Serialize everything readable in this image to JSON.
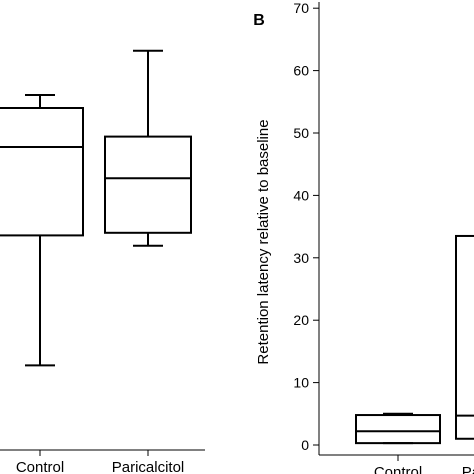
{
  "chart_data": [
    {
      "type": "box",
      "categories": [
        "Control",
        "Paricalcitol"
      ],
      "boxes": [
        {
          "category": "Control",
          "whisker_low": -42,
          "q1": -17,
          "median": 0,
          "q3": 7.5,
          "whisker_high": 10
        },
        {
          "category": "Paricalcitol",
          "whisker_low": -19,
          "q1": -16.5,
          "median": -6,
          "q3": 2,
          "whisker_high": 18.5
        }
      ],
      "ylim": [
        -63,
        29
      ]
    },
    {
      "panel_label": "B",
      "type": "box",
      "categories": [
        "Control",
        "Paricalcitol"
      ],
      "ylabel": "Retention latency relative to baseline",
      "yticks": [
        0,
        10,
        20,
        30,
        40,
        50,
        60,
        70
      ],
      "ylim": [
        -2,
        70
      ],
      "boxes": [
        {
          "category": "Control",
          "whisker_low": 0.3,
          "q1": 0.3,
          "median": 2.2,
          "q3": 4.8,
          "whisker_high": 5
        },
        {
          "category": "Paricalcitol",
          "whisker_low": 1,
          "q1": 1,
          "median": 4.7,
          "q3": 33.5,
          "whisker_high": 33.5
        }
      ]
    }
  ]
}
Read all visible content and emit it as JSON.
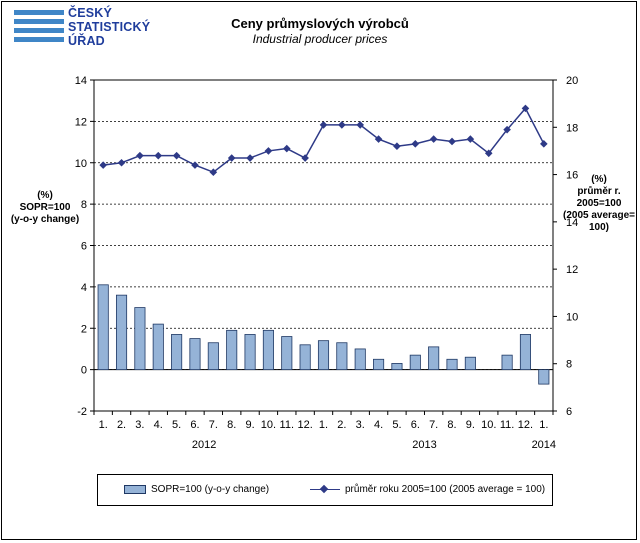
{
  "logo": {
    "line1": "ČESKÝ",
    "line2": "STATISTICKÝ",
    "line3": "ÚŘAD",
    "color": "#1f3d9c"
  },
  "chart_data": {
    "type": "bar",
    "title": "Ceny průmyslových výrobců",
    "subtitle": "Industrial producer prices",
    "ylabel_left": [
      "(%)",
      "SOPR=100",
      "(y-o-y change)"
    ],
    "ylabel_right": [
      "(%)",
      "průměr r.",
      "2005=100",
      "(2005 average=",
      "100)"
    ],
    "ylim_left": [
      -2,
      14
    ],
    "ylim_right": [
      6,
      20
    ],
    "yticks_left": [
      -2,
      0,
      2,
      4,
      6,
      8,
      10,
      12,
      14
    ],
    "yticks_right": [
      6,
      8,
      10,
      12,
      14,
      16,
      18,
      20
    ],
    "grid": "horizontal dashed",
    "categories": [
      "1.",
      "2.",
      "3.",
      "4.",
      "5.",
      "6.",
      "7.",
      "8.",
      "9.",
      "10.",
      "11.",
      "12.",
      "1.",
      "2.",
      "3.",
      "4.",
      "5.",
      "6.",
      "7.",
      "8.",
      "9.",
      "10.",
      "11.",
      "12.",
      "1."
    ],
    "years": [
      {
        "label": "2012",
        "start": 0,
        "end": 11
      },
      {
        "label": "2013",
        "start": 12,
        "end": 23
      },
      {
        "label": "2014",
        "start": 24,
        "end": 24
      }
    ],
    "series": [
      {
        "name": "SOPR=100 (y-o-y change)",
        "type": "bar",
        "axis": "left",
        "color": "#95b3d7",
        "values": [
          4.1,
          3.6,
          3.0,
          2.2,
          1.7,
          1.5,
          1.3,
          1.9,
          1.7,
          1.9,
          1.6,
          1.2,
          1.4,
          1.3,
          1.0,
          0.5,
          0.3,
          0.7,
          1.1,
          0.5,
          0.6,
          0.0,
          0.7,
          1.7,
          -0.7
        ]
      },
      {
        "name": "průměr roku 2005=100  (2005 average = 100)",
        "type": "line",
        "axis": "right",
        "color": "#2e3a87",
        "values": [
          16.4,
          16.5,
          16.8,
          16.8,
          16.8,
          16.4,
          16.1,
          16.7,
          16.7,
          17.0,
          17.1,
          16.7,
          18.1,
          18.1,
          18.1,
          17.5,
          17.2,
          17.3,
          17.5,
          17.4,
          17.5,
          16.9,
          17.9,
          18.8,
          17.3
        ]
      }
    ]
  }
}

Do this →
Output a faithful copy of the data, with each picture left out.

Completed task →
Serialize everything readable in this image to JSON.
{
  "chart_data": [
    {
      "type": "box",
      "categories": [
        "Control",
        "Paricalcitol"
      ],
      "boxes": [
        {
          "category": "Control",
          "whisker_low": -42,
          "q1": -17,
          "median": 0,
          "q3": 7.5,
          "whisker_high": 10
        },
        {
          "category": "Paricalcitol",
          "whisker_low": -19,
          "q1": -16.5,
          "median": -6,
          "q3": 2,
          "whisker_high": 18.5
        }
      ],
      "ylim": [
        -63,
        29
      ]
    },
    {
      "panel_label": "B",
      "type": "box",
      "categories": [
        "Control",
        "Paricalcitol"
      ],
      "ylabel": "Retention latency relative to baseline",
      "yticks": [
        0,
        10,
        20,
        30,
        40,
        50,
        60,
        70
      ],
      "ylim": [
        -2,
        70
      ],
      "boxes": [
        {
          "category": "Control",
          "whisker_low": 0.3,
          "q1": 0.3,
          "median": 2.2,
          "q3": 4.8,
          "whisker_high": 5
        },
        {
          "category": "Paricalcitol",
          "whisker_low": 1,
          "q1": 1,
          "median": 4.7,
          "q3": 33.5,
          "whisker_high": 33.5
        }
      ]
    }
  ]
}
Read all visible content and emit it as JSON.
{
  "logo": {
    "line1": "ČESKÝ",
    "line2": "STATISTICKÝ",
    "line3": "ÚŘAD",
    "color": "#1f3d9c"
  },
  "chart_data": {
    "type": "bar",
    "title": "Ceny průmyslových výrobců",
    "subtitle": "Industrial producer prices",
    "ylabel_left": [
      "(%)",
      "SOPR=100",
      "(y-o-y change)"
    ],
    "ylabel_right": [
      "(%)",
      "průměr r.",
      "2005=100",
      "(2005 average=",
      "100)"
    ],
    "ylim_left": [
      -2,
      14
    ],
    "ylim_right": [
      6,
      20
    ],
    "yticks_left": [
      -2,
      0,
      2,
      4,
      6,
      8,
      10,
      12,
      14
    ],
    "yticks_right": [
      6,
      8,
      10,
      12,
      14,
      16,
      18,
      20
    ],
    "grid": "horizontal dashed",
    "categories": [
      "1.",
      "2.",
      "3.",
      "4.",
      "5.",
      "6.",
      "7.",
      "8.",
      "9.",
      "10.",
      "11.",
      "12.",
      "1.",
      "2.",
      "3.",
      "4.",
      "5.",
      "6.",
      "7.",
      "8.",
      "9.",
      "10.",
      "11.",
      "12.",
      "1."
    ],
    "years": [
      {
        "label": "2012",
        "start": 0,
        "end": 11
      },
      {
        "label": "2013",
        "start": 12,
        "end": 23
      },
      {
        "label": "2014",
        "start": 24,
        "end": 24
      }
    ],
    "series": [
      {
        "name": "SOPR=100 (y-o-y change)",
        "type": "bar",
        "axis": "left",
        "color": "#95b3d7",
        "values": [
          4.1,
          3.6,
          3.0,
          2.2,
          1.7,
          1.5,
          1.3,
          1.9,
          1.7,
          1.9,
          1.6,
          1.2,
          1.4,
          1.3,
          1.0,
          0.5,
          0.3,
          0.7,
          1.1,
          0.5,
          0.6,
          0.0,
          0.7,
          1.7,
          -0.7
        ]
      },
      {
        "name": "průměr roku 2005=100  (2005 average = 100)",
        "type": "line",
        "axis": "right",
        "color": "#2e3a87",
        "values": [
          16.4,
          16.5,
          16.8,
          16.8,
          16.8,
          16.4,
          16.1,
          16.7,
          16.7,
          17.0,
          17.1,
          16.7,
          18.1,
          18.1,
          18.1,
          17.5,
          17.2,
          17.3,
          17.5,
          17.4,
          17.5,
          16.9,
          17.9,
          18.8,
          17.3
        ]
      }
    ]
  }
}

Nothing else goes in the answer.